TESTO SELEZIONATO:
#####
Propone ricorso l’ente impositore locale; la società contribuente è rimasta intimata.

Diritto

CONSIDERATO

Che:

con un unico articolato motivo il Comune di Genova deduce violazione di legge, ex art. 360 c.p.c., n. 3, in relazione al D.L. n. 262 del 2006, art. 2, commi 40 e ss.; violazione D.Lgs. n. 504 del 1992, art. 5 e D.M. n. 28 del 1998, art. 2; R.D.L. n. 652 del 1939. art. 5 e D.P.R. n. 1142 del 1949, art. 40, per avere la CTR erroneamente equiparato l’impresa esercente attività portuale, lucrativa allo svolgimento di pubblico servizio.

Il Comune di Genova evidenzia come vi sia una netta differenza tra le funzioni pubblicistiche rappresentate dal servizio pubblico portuale in senso lato e le attività produttive private relative ai porti: infatti, che la società contribuente sia concessionaria e, quindi, titolare di un diritto d’uso a titolo esclusivo, di beni demaniali non significa che sia titolare di servizi pubblici, nè l’attività privata di gestione e trasporto merci a scopo lucrativo può essere equiparata a un servizio pubblico.

Il motivo è fondato, nei termini che seguono.
#####
ESERCIZI DA SVOLGERE:
**1.** Secondo il testo selezionato, a che cosa la CTR avrebbe erroneamente equiparato l'impresa esercente attività portuale lucrativa?
**2.** Trascriva fedelmente la parte del testo selezionato che comincia con le parole «con un unico» e si conclude dopo le parole «di pubblico servizio.».
#####
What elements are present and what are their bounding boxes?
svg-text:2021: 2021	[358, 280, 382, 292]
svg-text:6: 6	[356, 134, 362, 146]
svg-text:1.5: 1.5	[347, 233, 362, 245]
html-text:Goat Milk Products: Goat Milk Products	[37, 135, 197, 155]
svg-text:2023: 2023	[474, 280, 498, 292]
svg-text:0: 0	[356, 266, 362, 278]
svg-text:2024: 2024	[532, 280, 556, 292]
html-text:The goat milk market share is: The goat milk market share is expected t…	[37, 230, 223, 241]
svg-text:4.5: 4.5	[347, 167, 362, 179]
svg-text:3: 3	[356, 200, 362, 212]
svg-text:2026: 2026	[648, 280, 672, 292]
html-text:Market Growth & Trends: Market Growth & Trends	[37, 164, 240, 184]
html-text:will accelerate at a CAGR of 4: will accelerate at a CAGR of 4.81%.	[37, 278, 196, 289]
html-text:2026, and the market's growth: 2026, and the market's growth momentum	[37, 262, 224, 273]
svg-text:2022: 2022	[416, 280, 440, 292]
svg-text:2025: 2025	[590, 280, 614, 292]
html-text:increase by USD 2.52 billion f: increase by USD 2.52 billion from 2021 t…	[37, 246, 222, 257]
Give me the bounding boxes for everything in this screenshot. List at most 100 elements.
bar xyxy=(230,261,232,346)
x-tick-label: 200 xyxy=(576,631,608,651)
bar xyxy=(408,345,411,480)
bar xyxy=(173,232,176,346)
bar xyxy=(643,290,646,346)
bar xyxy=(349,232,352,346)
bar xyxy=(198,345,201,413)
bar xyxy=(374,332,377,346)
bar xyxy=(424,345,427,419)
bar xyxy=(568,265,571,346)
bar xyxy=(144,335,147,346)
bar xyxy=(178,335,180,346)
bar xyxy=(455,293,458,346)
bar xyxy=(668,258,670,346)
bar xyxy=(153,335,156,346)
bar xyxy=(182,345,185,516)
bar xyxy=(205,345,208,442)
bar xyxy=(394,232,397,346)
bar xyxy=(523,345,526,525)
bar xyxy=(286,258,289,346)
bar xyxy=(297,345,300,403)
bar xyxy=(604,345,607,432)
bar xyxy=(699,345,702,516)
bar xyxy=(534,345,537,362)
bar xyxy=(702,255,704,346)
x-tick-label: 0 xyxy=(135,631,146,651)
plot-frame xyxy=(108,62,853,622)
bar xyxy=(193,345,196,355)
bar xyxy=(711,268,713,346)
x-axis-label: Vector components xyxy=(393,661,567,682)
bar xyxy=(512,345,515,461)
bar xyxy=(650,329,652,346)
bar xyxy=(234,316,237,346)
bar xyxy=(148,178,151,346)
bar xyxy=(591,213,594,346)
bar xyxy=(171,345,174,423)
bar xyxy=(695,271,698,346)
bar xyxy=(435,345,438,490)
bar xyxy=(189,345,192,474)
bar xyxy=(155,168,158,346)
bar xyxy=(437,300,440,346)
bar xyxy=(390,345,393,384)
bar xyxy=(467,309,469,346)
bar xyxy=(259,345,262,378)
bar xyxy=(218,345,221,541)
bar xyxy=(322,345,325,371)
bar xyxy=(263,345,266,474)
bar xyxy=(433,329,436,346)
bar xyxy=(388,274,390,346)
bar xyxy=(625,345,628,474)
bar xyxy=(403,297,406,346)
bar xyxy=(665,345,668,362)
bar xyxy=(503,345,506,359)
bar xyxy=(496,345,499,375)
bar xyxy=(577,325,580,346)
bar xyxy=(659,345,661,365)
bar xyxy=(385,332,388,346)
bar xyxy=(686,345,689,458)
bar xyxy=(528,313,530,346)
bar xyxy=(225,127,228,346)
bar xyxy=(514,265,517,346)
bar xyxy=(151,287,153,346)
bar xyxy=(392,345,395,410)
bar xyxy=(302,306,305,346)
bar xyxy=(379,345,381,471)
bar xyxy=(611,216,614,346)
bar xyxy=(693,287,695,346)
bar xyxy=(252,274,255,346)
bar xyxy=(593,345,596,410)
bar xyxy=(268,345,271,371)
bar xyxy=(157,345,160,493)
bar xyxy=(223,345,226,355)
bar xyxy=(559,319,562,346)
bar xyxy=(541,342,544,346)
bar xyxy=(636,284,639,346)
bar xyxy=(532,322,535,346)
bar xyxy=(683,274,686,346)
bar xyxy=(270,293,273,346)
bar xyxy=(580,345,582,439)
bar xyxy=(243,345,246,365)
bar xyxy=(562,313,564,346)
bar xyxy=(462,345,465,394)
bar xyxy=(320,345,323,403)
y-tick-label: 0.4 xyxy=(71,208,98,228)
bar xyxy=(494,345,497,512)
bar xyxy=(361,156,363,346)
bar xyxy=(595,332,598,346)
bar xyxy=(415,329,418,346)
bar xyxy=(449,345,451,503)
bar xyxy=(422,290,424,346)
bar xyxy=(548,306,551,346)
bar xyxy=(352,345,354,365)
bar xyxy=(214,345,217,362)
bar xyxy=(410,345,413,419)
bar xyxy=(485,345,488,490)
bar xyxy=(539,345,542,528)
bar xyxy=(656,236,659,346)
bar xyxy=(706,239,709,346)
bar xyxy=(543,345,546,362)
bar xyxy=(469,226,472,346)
#####
RISPOSTE FORNITE:
**1.** Allo svolgimento di pubblico servizio.

**2.**
con un unico articolato motivo il Comune di Genova deduce violazione di legge, ex art. 360 c.p.c., n. 3, in relazione al D.L. n. 262 del 2006, art. 2, commi 40 e ss.; violazione D.Lgs. n. 504 del 1992, art. 5 e D.M. n. 28 del 1998, art. 2; R.D.L. n. 652 del 1939. art. 5 e D.P.R. n. 1142 del 1949, art. 40, per avere la CTR erroneamente equiparato l’impresa esercente attività portuale, lucrativa allo svolgimento di pubblico servizio.